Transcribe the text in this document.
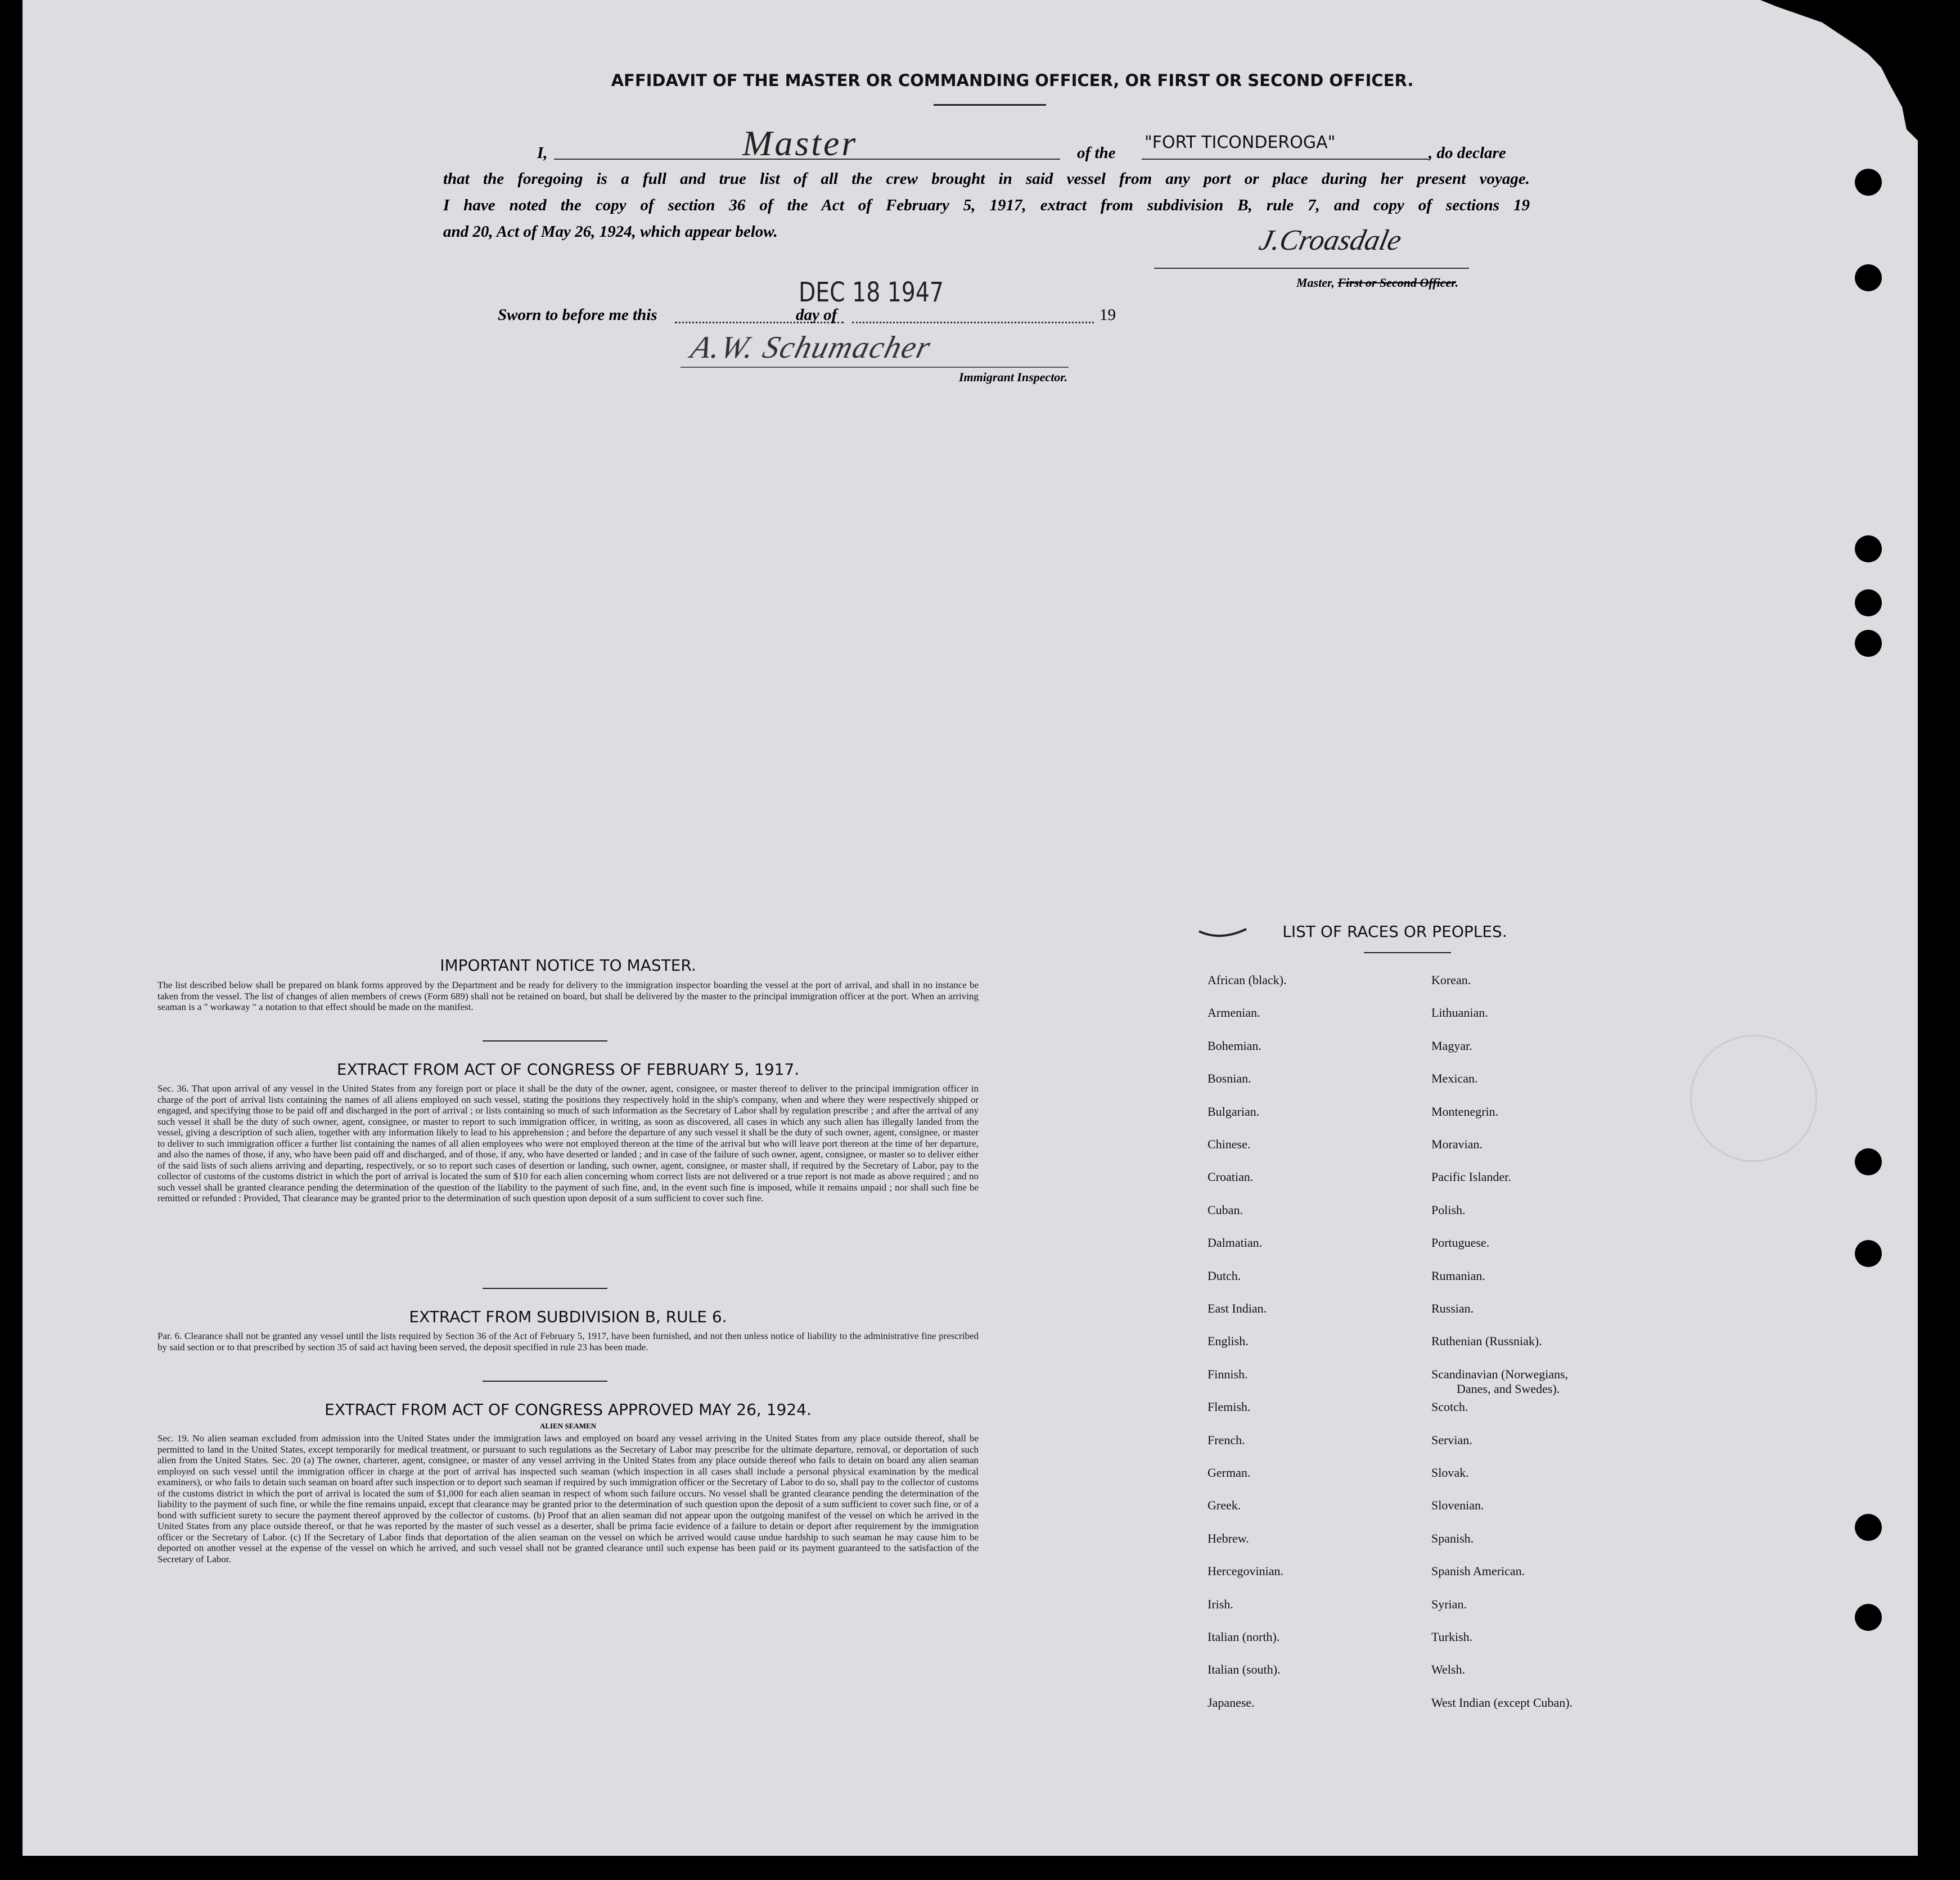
AFFIDAVIT OF THE MASTER OR COMMANDING OFFICER, OR FIRST OR SECOND OFFICER.
I,	Master	of the
"FORT TICONDEROGA"
, do declare
that the foregoing is a full and true list of all the crew brought in said vessel from any port or place during her present voyage.
I have noted the copy of section 36 of the Act of February 5, 1917, extract from subdivision B, rule 7, and copy of sections 19
and 20, Act of May 26, 1924, which appear below.	J.Croasdale
Master, First or Second Officer.
Sworn to before me this
DEC 18 1947
day of	19
A.W. Schumacher
Immigrant Inspector.
IMPORTANT NOTICE TO MASTER.
The list described below shall be prepared on blank forms approved by the Department and be ready for delivery to the immigration inspector boarding the vessel at the port of arrival, and shall in no instance be taken from the vessel. The list of changes of alien members of crews (Form 689) shall not be retained on board, but shall be delivered by the master to the principal immigration officer at the port. When an arriving seaman is a " workaway " a notation to that effect should be made on the manifest.
EXTRACT FROM ACT OF CONGRESS OF FEBRUARY 5, 1917.
Sec. 36. That upon arrival of any vessel in the United States from any foreign port or place it shall be the duty of the owner, agent, consignee, or master thereof to deliver to the principal immigration officer in charge of the port of arrival lists containing the names of all aliens employed on such vessel, stating the positions they respectively hold in the ship's company, when and where they were respectively shipped or engaged, and specifying those to be paid off and discharged in the port of arrival ; or lists containing so much of such information as the Secretary of Labor shall by regulation prescribe ; and after the arrival of any such vessel it shall be the duty of such owner, agent, consignee, or master to report to such immigration officer, in writing, as soon as discovered, all cases in which any such alien has illegally landed from the vessel, giving a description of such alien, together with any information likely to lead to his apprehension ; and before the departure of any such vessel it shall be the duty of such owner, agent, consignee, or master to deliver to such immigration officer a further list containing the names of all alien employees who were not employed thereon at the time of the arrival but who will leave port thereon at the time of her departure, and also the names of those, if any, who have been paid off and discharged, and of those, if any, who have deserted or landed ; and in case of the failure of such owner, agent, consignee, or master so to deliver either of the said lists of such aliens arriving and departing, respectively, or so to report such cases of desertion or landing, such owner, agent, consignee, or master shall, if required by the Secretary of Labor, pay to the collector of customs of the customs district in which the port of arrival is located the sum of $10 for each alien concerning whom correct lists are not delivered or a true report is not made as above required ; and no such vessel shall be granted clearance pending the determination of the question of the liability to the payment of such fine, and, in the event such fine is imposed, while it remains unpaid ; nor shall such fine be remitted or refunded : Provided, That clearance may be granted prior to the determination of such question upon deposit of a sum sufficient to cover such fine.
EXTRACT FROM SUBDIVISION B, RULE 6.
Par. 6. Clearance shall not be granted any vessel until the lists required by Section 36 of the Act of February 5, 1917, have been furnished, and not then unless notice of liability to the administrative fine prescribed by said section or to that prescribed by section 35 of said act having been served, the deposit specified in rule 23 has been made.
EXTRACT FROM ACT OF CONGRESS APPROVED MAY 26, 1924.
ALIEN SEAMEN
Sec. 19. No alien seaman excluded from admission into the United States under the immigration laws and employed on board any vessel arriving in the United States from any place outside thereof, shall be permitted to land in the United States, except temporarily for medical treatment, or pursuant to such regulations as the Secretary of Labor may prescribe for the ultimate departure, removal, or deportation of such alien from the United States. Sec. 20 (a) The owner, charterer, agent, consignee, or master of any vessel arriving in the United States from any place outside thereof who fails to detain on board any alien seaman employed on such vessel until the immigration officer in charge at the port of arrival has inspected such seaman (which inspection in all cases shall include a personal physical examination by the medical examiners), or who fails to detain such seaman on board after such inspection or to deport such seaman if required by such immigration officer or the Secretary of Labor to do so, shall pay to the collector of customs of the customs district in which the port of arrival is located the sum of $1,000 for each alien seaman in respect of whom such failure occurs. No vessel shall be granted clearance pending the determination of the liability to the payment of such fine, or while the fine remains unpaid, except that clearance may be granted prior to the determination of such question upon the deposit of a sum sufficient to cover such fine, or of a bond with sufficient surety to secure the payment thereof approved by the collector of customs. (b) Proof that an alien seaman did not appear upon the outgoing manifest of the vessel on which he arrived in the United States from any place outside thereof, or that he was reported by the master of such vessel as a deserter, shall be prima facie evidence of a failure to detain or deport after requirement by the immigration officer or the Secretary of Labor. (c) If the Secretary of Labor finds that deportation of the alien seaman on the vessel on which he arrived would cause undue hardship to such seaman he may cause him to be deported on another vessel at the expense of the vessel on which he arrived, and such vessel shall not be granted clearance until such expense has been paid or its payment guaranteed to the satisfaction of the Secretary of Labor.
LIST OF RACES OR PEOPLES.
African (black).
Armenian.
Bohemian.
Bosnian.
Bulgarian.
Chinese.
Croatian.
Cuban.
Dalmatian.
Dutch.
East Indian.
English.
Finnish.
Flemish.
French.
German.
Greek.
Hebrew.
Hercegovinian.
Irish.
Italian (north).
Italian (south).
Japanese.
Korean.
Lithuanian.
Magyar.
Mexican.
Montenegrin.
Moravian.
Pacific Islander.
Polish.
Portuguese.
Rumanian.
Russian.
Ruthenian (Russniak).
Scandinavian (Norwegians,
Danes, and Swedes).
Scotch.
Servian.
Slovak.
Slovenian.
Spanish.
Spanish American.
Syrian.
Turkish.
Welsh.
West Indian (except Cuban).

_ _ _

Given problem ▸ State how many lines hold the word "CONGRESS". The number is the whole answer.

Exercise response ▸ 2